_Collected data entries_.
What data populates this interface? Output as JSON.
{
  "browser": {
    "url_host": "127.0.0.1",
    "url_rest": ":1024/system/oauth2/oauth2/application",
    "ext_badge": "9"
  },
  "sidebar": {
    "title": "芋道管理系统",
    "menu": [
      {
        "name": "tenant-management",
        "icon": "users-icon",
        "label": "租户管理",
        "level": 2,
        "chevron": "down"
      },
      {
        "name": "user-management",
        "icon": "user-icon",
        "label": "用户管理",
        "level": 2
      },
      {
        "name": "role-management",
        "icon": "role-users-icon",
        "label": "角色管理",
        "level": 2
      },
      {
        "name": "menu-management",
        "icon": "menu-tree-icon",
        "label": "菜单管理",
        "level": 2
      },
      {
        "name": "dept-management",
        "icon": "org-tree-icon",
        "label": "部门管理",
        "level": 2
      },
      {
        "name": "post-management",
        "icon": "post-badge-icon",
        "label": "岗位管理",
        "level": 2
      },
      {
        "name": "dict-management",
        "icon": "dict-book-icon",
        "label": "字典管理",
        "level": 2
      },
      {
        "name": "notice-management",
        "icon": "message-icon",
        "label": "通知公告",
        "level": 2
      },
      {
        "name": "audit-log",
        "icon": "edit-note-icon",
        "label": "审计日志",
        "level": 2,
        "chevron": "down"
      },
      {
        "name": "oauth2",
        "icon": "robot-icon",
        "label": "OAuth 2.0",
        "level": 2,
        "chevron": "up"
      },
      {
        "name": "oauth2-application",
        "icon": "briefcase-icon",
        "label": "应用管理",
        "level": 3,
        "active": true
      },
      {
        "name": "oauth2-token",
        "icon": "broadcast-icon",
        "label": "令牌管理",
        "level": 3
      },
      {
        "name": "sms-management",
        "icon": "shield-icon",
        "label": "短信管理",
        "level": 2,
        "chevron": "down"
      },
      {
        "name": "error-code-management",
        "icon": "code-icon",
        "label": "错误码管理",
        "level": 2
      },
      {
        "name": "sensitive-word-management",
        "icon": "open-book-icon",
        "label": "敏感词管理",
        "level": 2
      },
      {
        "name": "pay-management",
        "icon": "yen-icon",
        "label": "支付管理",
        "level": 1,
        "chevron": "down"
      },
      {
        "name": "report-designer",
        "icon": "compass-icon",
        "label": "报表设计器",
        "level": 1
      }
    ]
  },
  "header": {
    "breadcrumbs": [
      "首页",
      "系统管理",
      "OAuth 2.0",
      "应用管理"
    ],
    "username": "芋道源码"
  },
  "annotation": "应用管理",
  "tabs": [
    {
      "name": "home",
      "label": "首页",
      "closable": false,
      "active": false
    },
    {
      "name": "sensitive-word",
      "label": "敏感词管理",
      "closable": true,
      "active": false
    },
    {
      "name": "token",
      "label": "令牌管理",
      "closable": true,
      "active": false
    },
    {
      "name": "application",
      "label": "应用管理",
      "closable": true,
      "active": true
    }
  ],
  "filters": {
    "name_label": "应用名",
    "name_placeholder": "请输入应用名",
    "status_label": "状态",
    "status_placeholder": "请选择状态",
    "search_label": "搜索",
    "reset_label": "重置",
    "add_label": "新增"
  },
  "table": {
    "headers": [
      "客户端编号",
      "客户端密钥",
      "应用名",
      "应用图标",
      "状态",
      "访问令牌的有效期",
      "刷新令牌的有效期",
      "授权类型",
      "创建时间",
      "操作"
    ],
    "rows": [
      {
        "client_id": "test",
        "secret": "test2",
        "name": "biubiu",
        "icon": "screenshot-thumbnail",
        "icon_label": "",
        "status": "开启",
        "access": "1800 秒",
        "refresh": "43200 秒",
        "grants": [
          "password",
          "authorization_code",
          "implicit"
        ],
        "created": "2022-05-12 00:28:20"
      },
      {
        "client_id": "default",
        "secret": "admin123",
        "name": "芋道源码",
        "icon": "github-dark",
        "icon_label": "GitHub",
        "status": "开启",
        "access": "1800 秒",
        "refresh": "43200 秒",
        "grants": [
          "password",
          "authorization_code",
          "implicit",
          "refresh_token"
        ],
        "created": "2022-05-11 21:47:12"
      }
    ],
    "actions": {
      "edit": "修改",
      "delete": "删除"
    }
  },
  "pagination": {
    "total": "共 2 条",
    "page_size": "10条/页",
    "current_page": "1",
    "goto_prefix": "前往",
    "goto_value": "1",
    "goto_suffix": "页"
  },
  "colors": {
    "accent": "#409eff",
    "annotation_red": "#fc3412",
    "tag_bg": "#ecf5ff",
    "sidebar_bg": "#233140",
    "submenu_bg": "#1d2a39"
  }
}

_PROBLEM STATEMENT_. Provide all the records again, word for word.

_SOLUTION TO THIS PROBLEM_.
What data populates this interface? Output as JSON.
{
  "browser": {
    "url_host": "127.0.0.1",
    "url_rest": ":1024/system/oauth2/oauth2/application",
    "ext_badge": "9"
  },
  "sidebar": {
    "title": "芋道管理系统",
    "menu": [
      {
        "name": "tenant-management",
        "icon": "users-icon",
        "label": "租户管理",
        "level": 2,
        "chevron": "down"
      },
      {
        "name": "user-management",
        "icon": "user-icon",
        "label": "用户管理",
        "level": 2
      },
      {
        "name": "role-management",
        "icon": "role-users-icon",
        "label": "角色管理",
        "level": 2
      },
      {
        "name": "menu-management",
        "icon": "menu-tree-icon",
        "label": "菜单管理",
        "level": 2
      },
      {
        "name": "dept-management",
        "icon": "org-tree-icon",
        "label": "部门管理",
        "level": 2
      },
      {
        "name": "post-management",
        "icon": "post-badge-icon",
        "label": "岗位管理",
        "level": 2
      },
      {
        "name": "dict-management",
        "icon": "dict-book-icon",
        "label": "字典管理",
        "level": 2
      },
      {
        "name": "notice-management",
        "icon": "message-icon",
        "label": "通知公告",
        "level": 2
      },
      {
        "name": "audit-log",
        "icon": "edit-note-icon",
        "label": "审计日志",
        "level": 2,
        "chevron": "down"
      },
      {
        "name": "oauth2",
        "icon": "robot-icon",
        "label": "OAuth 2.0",
        "level": 2,
        "chevron": "up"
      },
      {
        "name": "oauth2-application",
        "icon": "briefcase-icon",
        "label": "应用管理",
        "level": 3,
        "active": true
      },
      {
        "name": "oauth2-token",
        "icon": "broadcast-icon",
        "label": "令牌管理",
        "level": 3
      },
      {
        "name": "sms-management",
        "icon": "shield-icon",
        "label": "短信管理",
        "level": 2,
        "chevron": "down"
      },
      {
        "name": "error-code-management",
        "icon": "code-icon",
        "label": "错误码管理",
        "level": 2
      },
      {
        "name": "sensitive-word-management",
        "icon": "open-book-icon",
        "label": "敏感词管理",
        "level": 2
      },
      {
        "name": "pay-management",
        "icon": "yen-icon",
        "label": "支付管理",
        "level": 1,
        "chevron": "down"
      },
      {
        "name": "report-designer",
        "icon": "compass-icon",
        "label": "报表设计器",
        "level": 1
      }
    ]
  },
  "header": {
    "breadcrumbs": [
      "首页",
      "系统管理",
      "OAuth 2.0",
      "应用管理"
    ],
    "username": "芋道源码"
  },
  "annotation": "应用管理",
  "tabs": [
    {
      "name": "home",
      "label": "首页",
      "closable": false,
      "active": false
    },
    {
      "name": "sensitive-word",
      "label": "敏感词管理",
      "closable": true,
      "active": false
    },
    {
      "name": "token",
      "label": "令牌管理",
      "closable": true,
      "active": false
    },
    {
      "name": "application",
      "label": "应用管理",
      "closable": true,
      "active": true
    }
  ],
  "filters": {
    "name_label": "应用名",
    "name_placeholder": "请输入应用名",
    "status_label": "状态",
    "status_placeholder": "请选择状态",
    "search_label": "搜索",
    "reset_label": "重置",
    "add_label": "新增"
  },
  "table": {
    "headers": [
      "客户端编号",
      "客户端密钥",
      "应用名",
      "应用图标",
      "状态",
      "访问令牌的有效期",
      "刷新令牌的有效期",
      "授权类型",
      "创建时间",
      "操作"
    ],
    "rows": [
      {
        "client_id": "test",
        "secret": "test2",
        "name": "biubiu",
        "icon": "screenshot-thumbnail",
        "icon_label": "",
        "status": "开启",
        "access": "1800 秒",
        "refresh": "43200 秒",
        "grants": [
          "password",
          "authorization_code",
          "implicit"
        ],
        "created": "2022-05-12 00:28:20"
      },
      {
        "client_id": "default",
        "secret": "admin123",
        "name": "芋道源码",
        "icon": "github-dark",
        "icon_label": "GitHub",
        "status": "开启",
        "access": "1800 秒",
        "refresh": "43200 秒",
        "grants": [
          "password",
          "authorization_code",
          "implicit",
          "refresh_token"
        ],
        "created": "2022-05-11 21:47:12"
      }
    ],
    "actions": {
      "edit": "修改",
      "delete": "删除"
    }
  },
  "pagination": {
    "total": "共 2 条",
    "page_size": "10条/页",
    "current_page": "1",
    "goto_prefix": "前往",
    "goto_value": "1",
    "goto_suffix": "页"
  },
  "colors": {
    "accent": "#409eff",
    "annotation_red": "#fc3412",
    "tag_bg": "#ecf5ff",
    "sidebar_bg": "#233140",
    "submenu_bg": "#1d2a39"
  }
}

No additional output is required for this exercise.